Check each line for the word "Site" and give how many have it. Say nothing else.

────

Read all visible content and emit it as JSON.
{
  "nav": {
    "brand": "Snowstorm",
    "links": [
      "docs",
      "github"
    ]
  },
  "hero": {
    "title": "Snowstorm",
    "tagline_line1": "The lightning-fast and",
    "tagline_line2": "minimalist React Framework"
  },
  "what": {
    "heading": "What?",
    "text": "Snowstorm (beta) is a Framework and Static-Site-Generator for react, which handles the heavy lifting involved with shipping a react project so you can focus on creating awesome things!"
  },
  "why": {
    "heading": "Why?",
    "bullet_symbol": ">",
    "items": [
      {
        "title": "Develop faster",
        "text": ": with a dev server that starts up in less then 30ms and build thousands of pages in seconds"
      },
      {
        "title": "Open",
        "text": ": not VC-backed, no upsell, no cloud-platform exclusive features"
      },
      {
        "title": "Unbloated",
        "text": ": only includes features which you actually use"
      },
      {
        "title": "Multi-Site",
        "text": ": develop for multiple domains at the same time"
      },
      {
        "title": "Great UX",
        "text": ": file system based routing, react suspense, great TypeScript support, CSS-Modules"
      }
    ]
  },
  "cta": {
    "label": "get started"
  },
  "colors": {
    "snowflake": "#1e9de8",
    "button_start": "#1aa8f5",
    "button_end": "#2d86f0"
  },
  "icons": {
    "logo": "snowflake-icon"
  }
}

────

RESPONSE FOR THIS EXERCISE:
2